**Aim of the exercise:** Copy, from the entries below, each line in which the string "that" appears.

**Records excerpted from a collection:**
● ● ● ● ●
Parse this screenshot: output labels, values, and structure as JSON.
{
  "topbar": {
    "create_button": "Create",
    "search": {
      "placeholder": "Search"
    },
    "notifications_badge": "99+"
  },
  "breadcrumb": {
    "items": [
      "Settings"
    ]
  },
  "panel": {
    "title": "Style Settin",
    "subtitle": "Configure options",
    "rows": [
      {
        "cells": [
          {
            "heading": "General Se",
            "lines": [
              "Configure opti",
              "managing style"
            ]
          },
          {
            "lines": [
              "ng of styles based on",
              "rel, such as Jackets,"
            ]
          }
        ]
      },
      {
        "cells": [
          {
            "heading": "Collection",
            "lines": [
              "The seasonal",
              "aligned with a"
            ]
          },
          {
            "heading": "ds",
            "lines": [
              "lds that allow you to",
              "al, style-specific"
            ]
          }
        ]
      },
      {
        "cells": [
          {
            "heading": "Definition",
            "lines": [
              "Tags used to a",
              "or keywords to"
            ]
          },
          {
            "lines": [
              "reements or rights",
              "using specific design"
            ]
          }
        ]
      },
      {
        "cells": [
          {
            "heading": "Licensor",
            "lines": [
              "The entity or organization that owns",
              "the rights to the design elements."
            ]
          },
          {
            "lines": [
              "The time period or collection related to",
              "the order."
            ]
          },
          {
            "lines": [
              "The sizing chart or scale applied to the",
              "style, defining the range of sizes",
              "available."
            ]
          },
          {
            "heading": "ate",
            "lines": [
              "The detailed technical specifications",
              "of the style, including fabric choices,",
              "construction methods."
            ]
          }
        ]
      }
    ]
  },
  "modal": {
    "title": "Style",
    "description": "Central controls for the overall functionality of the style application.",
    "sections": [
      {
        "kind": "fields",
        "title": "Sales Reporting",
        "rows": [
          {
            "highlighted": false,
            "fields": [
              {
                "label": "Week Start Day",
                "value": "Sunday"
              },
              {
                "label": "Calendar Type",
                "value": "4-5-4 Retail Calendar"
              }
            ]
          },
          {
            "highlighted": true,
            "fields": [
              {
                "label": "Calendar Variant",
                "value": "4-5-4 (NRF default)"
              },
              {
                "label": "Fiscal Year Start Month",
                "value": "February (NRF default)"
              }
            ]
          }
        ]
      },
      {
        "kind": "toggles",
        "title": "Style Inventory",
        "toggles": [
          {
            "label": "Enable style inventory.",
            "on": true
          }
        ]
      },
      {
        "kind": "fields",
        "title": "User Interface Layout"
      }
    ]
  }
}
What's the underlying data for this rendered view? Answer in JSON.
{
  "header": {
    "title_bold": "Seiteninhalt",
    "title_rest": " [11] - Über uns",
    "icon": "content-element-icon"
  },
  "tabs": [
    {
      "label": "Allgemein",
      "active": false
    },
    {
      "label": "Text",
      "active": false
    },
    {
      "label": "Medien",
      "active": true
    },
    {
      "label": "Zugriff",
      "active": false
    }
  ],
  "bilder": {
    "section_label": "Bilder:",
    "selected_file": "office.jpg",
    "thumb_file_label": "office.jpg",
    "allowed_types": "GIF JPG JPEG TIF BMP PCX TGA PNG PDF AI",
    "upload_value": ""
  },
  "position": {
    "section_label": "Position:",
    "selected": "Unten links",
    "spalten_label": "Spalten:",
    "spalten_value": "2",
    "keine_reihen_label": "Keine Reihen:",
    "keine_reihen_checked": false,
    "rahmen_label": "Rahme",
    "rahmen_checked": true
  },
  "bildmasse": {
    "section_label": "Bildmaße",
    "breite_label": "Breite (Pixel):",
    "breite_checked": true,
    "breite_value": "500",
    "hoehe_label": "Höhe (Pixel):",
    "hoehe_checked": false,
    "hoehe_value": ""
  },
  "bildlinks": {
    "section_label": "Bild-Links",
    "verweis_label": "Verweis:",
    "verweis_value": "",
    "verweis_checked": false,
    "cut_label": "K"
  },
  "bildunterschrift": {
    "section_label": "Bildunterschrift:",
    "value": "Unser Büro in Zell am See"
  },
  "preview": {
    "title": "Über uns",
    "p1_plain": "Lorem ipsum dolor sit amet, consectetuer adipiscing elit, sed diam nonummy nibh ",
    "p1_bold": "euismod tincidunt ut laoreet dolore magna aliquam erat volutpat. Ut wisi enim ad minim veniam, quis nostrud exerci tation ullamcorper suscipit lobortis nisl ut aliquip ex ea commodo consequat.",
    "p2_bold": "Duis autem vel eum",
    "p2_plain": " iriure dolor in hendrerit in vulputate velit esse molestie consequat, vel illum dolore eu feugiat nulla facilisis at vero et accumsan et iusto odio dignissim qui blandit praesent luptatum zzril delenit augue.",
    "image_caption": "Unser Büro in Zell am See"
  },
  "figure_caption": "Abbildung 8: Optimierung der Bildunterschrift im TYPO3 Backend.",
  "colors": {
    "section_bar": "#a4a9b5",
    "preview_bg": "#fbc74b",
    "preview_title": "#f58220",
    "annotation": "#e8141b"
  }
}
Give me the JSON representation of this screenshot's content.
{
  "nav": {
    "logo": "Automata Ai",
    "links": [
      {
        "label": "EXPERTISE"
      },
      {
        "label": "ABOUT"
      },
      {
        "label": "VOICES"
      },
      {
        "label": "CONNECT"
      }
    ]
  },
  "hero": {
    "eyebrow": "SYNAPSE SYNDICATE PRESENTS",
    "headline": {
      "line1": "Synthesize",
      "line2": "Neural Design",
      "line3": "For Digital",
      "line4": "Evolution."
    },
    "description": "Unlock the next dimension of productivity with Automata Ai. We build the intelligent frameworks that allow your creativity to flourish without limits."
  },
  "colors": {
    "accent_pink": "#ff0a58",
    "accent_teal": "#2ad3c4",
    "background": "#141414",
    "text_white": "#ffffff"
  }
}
● ● ● ● ●
**Result below:**
              "lds that allow you to",
              "The entity or organization that owns",
    "description": "Unlock the next dimension of productivity with Automata Ai. We build the intelligent frameworks that allow your creativity to flourish without limits."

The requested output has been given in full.